YOUR TASK:
Count how many lines in this material contain "vivencias". The answer is that number alone.

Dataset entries
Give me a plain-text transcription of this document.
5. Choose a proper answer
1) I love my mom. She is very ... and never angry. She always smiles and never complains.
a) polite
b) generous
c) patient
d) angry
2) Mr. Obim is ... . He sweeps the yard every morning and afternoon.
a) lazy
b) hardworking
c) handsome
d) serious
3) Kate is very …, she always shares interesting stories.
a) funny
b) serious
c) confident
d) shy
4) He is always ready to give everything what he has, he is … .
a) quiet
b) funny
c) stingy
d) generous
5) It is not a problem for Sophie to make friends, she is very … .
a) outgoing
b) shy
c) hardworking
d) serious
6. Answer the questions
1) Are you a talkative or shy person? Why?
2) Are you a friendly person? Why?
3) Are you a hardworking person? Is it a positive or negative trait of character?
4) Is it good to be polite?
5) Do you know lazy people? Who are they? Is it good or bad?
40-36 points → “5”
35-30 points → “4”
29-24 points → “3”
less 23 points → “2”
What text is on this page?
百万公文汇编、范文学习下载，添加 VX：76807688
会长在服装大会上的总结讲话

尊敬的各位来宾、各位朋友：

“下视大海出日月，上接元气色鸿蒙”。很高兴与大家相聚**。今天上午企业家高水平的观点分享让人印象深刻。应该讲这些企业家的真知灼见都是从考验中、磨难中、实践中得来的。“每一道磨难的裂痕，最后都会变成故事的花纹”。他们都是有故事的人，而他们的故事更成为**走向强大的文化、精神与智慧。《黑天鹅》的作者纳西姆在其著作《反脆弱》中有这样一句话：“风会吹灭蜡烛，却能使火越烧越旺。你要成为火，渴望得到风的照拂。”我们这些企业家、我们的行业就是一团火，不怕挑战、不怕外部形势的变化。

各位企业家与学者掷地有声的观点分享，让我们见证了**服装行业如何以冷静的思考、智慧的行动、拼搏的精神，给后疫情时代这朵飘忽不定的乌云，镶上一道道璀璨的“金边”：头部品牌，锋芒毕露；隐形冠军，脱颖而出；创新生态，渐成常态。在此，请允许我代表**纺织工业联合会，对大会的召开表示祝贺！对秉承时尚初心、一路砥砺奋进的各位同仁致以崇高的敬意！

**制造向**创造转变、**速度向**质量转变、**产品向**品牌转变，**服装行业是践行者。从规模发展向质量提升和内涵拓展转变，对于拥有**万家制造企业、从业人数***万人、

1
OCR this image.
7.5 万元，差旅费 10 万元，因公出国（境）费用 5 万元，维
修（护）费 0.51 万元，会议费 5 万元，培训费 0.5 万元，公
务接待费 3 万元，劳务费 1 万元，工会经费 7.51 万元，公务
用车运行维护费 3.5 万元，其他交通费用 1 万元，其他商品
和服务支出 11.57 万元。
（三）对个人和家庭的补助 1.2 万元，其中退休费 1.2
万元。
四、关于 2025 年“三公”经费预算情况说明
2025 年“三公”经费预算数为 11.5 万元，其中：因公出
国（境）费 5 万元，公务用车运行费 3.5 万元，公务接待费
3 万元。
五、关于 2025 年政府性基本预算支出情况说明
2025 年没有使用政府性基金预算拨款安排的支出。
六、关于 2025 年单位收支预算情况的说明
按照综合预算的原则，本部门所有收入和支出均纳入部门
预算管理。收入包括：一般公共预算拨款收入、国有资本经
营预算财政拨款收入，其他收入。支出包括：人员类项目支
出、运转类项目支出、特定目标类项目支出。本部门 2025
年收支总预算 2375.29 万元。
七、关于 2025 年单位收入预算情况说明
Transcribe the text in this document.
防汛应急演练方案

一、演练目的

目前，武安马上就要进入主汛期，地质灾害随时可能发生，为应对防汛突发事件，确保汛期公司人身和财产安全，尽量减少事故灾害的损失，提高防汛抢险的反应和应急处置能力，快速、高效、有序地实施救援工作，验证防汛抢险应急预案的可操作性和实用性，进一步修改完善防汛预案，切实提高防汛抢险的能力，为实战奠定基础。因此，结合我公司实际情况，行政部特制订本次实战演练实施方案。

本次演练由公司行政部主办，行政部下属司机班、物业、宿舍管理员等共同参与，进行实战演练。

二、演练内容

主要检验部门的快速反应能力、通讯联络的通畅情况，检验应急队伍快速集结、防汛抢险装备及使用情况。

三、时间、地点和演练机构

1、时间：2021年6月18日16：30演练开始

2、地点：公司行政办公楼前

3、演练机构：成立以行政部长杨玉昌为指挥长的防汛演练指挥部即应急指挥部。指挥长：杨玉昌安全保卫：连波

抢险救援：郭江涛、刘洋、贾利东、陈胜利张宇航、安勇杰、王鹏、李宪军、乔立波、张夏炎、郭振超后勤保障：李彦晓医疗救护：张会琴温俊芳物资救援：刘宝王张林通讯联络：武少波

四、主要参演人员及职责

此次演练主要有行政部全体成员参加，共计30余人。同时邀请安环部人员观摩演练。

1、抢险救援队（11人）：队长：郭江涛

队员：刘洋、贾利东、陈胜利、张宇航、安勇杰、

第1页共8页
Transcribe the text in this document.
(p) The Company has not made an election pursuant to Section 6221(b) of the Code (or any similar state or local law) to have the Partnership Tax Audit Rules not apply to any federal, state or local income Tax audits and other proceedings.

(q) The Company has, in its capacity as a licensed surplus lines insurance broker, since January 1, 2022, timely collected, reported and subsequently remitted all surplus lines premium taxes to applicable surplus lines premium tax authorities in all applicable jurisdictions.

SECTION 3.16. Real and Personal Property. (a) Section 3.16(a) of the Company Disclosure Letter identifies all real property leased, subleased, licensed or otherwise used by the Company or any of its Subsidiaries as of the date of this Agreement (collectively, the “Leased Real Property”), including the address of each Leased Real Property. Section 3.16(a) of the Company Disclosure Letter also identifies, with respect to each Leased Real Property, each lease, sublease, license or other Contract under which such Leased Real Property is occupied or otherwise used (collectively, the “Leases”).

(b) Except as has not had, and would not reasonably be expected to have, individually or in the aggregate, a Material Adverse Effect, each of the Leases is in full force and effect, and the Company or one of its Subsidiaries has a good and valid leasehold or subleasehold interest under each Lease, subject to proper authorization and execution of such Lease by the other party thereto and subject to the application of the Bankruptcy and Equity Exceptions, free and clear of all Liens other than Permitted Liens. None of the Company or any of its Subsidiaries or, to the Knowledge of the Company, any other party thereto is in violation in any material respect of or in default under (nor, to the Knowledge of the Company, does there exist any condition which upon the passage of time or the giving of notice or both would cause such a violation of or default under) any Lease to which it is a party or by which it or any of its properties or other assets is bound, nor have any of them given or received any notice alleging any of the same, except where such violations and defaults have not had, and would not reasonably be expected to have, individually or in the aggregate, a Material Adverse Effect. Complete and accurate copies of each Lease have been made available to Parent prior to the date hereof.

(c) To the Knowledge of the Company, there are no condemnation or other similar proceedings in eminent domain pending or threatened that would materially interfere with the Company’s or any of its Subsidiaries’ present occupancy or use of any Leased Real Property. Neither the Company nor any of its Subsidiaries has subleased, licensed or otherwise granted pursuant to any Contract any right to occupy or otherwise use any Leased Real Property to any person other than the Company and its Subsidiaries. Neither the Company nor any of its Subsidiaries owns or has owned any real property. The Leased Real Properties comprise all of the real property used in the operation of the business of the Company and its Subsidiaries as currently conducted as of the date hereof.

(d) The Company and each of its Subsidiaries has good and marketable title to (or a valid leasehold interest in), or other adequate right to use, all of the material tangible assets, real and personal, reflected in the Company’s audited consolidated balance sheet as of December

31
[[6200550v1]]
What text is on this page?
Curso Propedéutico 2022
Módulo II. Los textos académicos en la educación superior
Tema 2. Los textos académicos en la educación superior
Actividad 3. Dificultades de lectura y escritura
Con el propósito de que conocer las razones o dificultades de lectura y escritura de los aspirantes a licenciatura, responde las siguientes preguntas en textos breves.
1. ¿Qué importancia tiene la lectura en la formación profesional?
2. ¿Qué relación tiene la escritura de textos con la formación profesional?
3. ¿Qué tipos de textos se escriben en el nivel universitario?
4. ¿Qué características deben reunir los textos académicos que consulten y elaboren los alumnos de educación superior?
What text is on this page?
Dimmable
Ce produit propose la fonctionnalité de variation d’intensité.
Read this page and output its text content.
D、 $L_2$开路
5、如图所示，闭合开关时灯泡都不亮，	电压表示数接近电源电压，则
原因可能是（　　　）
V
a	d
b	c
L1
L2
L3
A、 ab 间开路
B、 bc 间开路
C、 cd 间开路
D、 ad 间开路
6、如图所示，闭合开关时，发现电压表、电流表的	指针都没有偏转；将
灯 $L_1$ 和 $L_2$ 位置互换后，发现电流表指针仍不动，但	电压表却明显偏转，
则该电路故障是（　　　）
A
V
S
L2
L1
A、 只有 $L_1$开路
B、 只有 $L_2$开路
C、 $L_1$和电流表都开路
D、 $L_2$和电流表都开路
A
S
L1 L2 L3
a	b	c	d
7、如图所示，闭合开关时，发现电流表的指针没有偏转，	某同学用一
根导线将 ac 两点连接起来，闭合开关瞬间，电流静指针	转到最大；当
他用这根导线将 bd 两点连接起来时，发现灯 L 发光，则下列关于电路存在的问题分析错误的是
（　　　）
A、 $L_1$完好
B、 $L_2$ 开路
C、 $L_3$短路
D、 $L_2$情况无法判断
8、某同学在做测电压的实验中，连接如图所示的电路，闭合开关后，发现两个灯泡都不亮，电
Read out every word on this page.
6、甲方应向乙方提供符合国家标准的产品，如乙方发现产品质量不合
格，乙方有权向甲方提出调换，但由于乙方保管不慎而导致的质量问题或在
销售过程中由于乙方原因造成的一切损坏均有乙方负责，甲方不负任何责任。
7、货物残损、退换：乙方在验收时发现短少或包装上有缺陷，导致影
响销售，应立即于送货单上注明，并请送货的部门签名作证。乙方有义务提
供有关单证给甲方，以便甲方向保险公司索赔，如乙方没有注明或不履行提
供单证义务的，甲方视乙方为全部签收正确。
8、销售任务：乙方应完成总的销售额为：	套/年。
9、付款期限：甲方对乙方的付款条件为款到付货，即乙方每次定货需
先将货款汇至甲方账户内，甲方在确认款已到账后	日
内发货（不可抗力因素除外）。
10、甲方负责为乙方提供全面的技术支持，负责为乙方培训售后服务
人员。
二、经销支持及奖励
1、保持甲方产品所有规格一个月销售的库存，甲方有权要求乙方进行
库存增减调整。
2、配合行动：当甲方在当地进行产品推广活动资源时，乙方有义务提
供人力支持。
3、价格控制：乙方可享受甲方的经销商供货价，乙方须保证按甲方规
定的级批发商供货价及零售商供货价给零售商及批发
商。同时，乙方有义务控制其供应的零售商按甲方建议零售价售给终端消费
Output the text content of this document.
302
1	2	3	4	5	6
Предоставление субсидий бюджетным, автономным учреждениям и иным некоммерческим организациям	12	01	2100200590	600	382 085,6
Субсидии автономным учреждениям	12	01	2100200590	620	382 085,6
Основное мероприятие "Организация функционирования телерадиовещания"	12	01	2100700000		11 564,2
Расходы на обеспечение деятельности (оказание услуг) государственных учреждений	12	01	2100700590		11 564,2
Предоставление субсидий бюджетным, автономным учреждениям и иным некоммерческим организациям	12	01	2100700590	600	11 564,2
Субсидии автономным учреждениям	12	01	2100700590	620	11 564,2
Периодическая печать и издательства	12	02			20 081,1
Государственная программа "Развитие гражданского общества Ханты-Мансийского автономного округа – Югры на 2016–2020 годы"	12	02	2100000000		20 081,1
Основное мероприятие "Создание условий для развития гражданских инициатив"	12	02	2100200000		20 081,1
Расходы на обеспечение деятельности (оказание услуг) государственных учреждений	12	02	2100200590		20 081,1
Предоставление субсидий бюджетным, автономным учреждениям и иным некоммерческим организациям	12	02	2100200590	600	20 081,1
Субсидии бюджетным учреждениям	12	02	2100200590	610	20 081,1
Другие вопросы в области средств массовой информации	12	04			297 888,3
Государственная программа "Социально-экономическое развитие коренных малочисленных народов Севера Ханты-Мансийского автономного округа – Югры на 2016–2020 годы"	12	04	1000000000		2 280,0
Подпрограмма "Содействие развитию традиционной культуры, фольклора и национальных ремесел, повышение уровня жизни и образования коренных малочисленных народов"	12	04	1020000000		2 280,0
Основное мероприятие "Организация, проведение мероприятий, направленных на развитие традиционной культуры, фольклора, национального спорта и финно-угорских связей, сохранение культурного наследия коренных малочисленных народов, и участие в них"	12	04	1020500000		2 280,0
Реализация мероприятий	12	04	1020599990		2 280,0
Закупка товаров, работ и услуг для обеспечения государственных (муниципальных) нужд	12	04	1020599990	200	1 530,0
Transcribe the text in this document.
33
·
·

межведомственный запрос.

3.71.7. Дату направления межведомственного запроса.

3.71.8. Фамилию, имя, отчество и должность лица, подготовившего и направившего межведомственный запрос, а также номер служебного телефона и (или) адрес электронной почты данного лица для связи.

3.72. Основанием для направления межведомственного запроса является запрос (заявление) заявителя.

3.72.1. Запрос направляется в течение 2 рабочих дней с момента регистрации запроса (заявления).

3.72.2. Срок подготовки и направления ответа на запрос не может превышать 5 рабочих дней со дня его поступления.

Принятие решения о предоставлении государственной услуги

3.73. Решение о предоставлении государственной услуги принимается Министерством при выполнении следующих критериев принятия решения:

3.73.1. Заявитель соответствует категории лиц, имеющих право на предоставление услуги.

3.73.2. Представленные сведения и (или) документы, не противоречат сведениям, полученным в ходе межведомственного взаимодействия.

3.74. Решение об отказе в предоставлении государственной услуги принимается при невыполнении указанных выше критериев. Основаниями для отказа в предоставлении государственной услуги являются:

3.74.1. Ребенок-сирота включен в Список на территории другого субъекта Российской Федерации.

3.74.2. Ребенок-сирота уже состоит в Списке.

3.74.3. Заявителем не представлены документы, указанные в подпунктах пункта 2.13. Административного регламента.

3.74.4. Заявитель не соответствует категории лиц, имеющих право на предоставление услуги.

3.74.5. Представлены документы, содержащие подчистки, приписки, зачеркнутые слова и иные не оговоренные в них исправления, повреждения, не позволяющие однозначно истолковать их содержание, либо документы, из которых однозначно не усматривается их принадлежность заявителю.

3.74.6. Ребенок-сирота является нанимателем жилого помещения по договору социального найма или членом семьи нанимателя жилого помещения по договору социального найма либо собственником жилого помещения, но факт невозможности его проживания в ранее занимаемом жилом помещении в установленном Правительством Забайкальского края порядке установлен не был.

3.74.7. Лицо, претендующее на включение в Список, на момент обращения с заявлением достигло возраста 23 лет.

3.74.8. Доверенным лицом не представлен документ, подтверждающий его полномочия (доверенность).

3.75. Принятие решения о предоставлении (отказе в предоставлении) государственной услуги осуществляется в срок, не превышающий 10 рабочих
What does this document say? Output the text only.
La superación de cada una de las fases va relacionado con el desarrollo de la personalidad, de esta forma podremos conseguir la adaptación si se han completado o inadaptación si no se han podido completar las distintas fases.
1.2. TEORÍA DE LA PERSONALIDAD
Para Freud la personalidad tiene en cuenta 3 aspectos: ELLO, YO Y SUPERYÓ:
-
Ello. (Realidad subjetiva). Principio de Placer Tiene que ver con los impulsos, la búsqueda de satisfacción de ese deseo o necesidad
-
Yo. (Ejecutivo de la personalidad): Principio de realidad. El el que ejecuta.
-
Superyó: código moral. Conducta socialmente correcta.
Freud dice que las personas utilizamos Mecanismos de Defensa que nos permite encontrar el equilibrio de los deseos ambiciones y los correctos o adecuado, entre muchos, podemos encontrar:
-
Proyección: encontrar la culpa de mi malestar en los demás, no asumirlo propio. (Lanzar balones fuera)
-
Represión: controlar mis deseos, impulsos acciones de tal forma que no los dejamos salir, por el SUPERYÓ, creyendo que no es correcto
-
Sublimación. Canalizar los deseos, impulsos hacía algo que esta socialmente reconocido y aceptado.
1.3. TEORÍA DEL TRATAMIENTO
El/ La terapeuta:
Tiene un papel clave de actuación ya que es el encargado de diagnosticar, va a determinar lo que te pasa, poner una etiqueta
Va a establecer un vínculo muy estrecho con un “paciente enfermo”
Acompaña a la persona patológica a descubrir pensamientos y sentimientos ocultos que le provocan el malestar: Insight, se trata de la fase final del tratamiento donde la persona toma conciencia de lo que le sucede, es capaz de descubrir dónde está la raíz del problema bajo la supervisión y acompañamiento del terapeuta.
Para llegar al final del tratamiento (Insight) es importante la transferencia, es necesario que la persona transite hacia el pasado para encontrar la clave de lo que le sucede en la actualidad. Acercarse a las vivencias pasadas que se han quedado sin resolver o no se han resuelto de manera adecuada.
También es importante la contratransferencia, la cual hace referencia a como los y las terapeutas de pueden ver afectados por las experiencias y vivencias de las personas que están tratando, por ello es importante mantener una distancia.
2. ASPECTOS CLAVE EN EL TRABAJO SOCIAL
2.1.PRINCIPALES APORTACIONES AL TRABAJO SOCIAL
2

EXERCISE ANSWER:
2